• _Objective_:
Write out all records as given; omit images.

• _Material provided_:
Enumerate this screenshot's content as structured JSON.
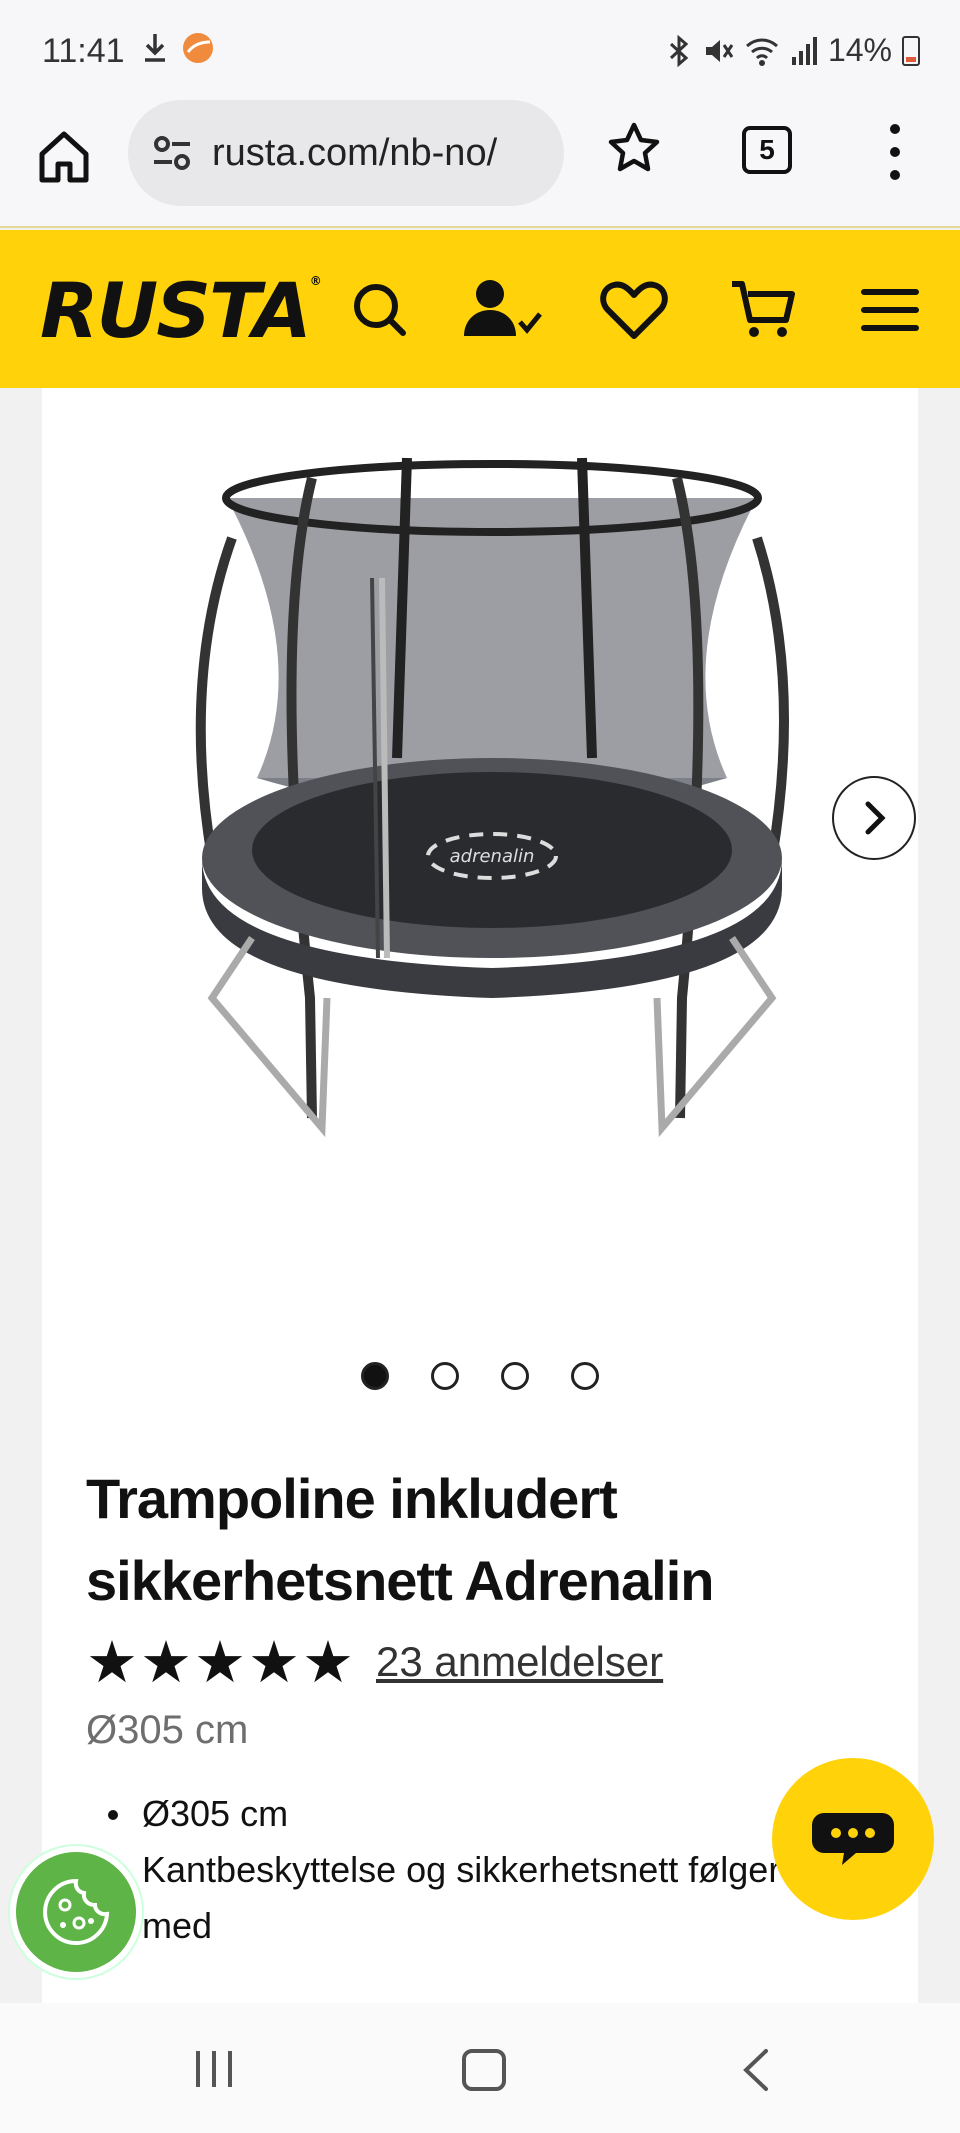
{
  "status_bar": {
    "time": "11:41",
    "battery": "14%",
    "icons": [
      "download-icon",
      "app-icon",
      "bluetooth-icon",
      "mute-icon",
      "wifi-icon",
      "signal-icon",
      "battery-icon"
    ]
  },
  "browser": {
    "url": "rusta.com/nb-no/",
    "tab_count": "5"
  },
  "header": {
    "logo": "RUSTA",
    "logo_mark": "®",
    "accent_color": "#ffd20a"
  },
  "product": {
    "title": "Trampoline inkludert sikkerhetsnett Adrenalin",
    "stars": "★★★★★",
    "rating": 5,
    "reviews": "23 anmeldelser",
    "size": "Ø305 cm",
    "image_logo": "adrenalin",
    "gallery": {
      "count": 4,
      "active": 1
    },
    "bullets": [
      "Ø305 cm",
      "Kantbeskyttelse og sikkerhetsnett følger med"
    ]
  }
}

• _In response_:
Enumerate this screenshot's content as structured JSON.
{
  "status_bar": {
    "time": "11:41",
    "battery": "14%",
    "icons": [
      "download-icon",
      "app-icon",
      "bluetooth-icon",
      "mute-icon",
      "wifi-icon",
      "signal-icon",
      "battery-icon"
    ]
  },
  "browser": {
    "url": "rusta.com/nb-no/",
    "tab_count": "5"
  },
  "header": {
    "logo": "RUSTA",
    "logo_mark": "®",
    "accent_color": "#ffd20a"
  },
  "product": {
    "title": "Trampoline inkludert sikkerhetsnett Adrenalin",
    "stars": "★★★★★",
    "rating": 5,
    "reviews": "23 anmeldelser",
    "size": "Ø305 cm",
    "image_logo": "adrenalin",
    "gallery": {
      "count": 4,
      "active": 1
    },
    "bullets": [
      "Ø305 cm",
      "Kantbeskyttelse og sikkerhetsnett følger med"
    ]
  }
}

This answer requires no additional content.